▸ **Do this**: Extract every line of the material that holds the string "Vancouver".

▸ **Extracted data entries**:
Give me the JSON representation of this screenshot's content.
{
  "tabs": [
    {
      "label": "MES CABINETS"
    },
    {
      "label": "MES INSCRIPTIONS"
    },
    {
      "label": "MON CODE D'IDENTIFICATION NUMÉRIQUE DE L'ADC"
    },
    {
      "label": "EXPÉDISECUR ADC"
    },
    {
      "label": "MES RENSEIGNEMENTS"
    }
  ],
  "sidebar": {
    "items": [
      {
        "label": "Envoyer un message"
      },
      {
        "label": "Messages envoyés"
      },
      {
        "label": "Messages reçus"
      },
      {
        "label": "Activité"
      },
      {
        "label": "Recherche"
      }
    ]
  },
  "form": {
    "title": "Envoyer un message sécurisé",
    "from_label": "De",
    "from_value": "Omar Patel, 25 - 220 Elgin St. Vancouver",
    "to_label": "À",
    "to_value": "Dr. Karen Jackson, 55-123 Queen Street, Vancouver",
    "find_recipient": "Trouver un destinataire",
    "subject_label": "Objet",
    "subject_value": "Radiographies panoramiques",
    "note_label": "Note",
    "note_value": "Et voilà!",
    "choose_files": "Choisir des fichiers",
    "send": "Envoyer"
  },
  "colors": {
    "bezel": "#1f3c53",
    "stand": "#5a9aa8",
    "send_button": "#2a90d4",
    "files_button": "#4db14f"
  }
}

---

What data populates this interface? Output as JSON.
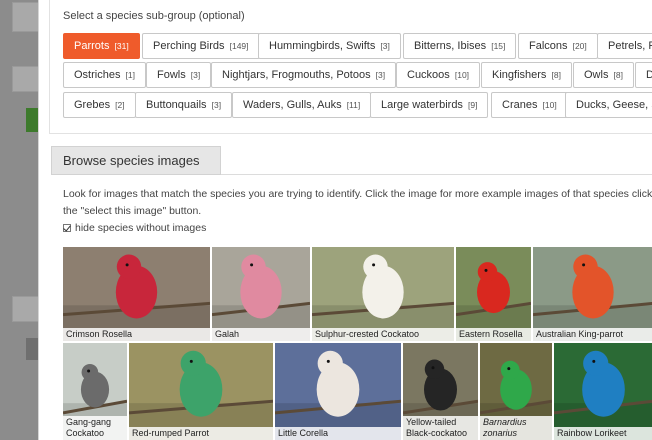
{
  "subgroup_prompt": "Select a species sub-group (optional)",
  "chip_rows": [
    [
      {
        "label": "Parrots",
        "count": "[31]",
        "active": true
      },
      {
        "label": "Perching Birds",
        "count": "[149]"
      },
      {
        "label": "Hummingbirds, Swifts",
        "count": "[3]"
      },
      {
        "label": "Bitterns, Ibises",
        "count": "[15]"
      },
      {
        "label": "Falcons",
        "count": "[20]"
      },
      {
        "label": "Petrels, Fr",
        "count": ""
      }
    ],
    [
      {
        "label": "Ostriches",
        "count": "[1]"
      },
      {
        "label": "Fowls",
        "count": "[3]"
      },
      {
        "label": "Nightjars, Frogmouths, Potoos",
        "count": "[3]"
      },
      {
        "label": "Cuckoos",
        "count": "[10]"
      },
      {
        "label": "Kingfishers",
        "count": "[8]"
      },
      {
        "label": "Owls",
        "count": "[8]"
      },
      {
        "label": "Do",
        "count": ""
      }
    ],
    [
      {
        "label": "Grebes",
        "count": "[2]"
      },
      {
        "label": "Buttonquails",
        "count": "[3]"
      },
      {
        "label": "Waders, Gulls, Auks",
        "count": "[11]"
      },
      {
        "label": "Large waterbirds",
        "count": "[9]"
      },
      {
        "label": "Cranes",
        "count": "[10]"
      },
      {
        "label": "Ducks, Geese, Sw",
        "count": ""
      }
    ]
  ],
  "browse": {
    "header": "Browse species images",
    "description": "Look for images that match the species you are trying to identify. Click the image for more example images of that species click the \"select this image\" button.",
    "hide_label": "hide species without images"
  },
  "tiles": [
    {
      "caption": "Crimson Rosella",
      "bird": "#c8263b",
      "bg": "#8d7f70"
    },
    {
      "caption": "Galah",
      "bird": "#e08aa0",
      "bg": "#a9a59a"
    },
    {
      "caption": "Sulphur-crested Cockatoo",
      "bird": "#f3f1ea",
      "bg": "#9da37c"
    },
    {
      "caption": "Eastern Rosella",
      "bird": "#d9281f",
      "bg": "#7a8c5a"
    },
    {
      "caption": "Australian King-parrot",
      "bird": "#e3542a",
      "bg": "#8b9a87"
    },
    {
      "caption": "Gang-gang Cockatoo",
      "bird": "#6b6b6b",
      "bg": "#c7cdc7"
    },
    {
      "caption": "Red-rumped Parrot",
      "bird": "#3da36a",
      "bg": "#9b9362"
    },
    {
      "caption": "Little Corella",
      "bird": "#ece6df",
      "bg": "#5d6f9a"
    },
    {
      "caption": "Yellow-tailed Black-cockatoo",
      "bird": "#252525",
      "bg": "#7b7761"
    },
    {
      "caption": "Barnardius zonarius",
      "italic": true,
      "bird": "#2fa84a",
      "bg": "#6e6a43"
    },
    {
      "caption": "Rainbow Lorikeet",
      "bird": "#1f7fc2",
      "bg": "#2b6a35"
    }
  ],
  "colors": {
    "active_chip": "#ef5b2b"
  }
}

--

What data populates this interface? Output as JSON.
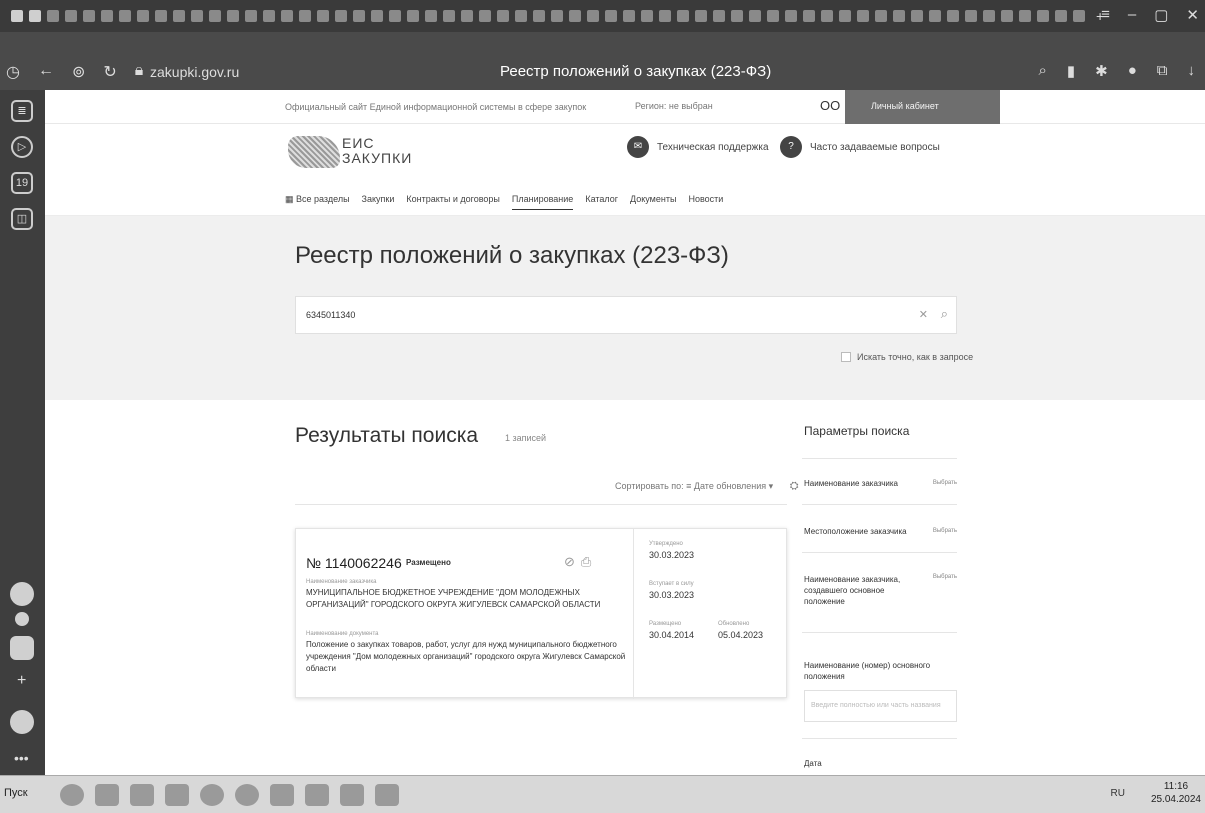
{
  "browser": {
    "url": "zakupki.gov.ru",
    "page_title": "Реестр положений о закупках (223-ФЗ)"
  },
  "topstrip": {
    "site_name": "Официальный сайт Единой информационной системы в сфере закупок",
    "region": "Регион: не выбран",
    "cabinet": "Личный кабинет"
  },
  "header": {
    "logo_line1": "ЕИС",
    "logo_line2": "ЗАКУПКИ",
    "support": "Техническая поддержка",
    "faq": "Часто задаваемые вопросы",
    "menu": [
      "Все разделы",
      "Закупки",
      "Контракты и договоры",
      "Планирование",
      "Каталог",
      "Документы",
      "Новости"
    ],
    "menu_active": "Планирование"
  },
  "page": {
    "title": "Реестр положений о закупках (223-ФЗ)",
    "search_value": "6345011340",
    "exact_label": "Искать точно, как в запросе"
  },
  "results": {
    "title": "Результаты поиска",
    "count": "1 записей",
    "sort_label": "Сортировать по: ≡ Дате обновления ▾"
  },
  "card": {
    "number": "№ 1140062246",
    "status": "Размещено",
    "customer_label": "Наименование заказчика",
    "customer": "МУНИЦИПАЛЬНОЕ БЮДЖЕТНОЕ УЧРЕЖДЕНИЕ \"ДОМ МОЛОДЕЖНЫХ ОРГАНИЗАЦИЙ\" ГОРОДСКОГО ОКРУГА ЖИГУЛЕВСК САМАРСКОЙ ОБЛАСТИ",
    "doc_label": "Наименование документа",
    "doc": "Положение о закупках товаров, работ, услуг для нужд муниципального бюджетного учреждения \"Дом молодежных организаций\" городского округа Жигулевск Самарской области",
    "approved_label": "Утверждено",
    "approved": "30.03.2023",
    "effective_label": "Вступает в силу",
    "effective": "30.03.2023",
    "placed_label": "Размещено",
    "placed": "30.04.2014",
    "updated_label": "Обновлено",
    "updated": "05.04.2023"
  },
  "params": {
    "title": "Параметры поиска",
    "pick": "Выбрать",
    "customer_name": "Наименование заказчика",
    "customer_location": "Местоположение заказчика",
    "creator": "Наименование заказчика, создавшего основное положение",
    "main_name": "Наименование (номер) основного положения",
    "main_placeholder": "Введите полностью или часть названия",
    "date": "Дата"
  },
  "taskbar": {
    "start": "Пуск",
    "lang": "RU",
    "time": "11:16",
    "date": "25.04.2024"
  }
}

▸ **Final answer**:
    "from_value": "Omar Patel, 25 - 220 Elgin St. Vancouver",
    "to_value": "Dr. Karen Jackson, 55-123 Queen Street, Vancouver",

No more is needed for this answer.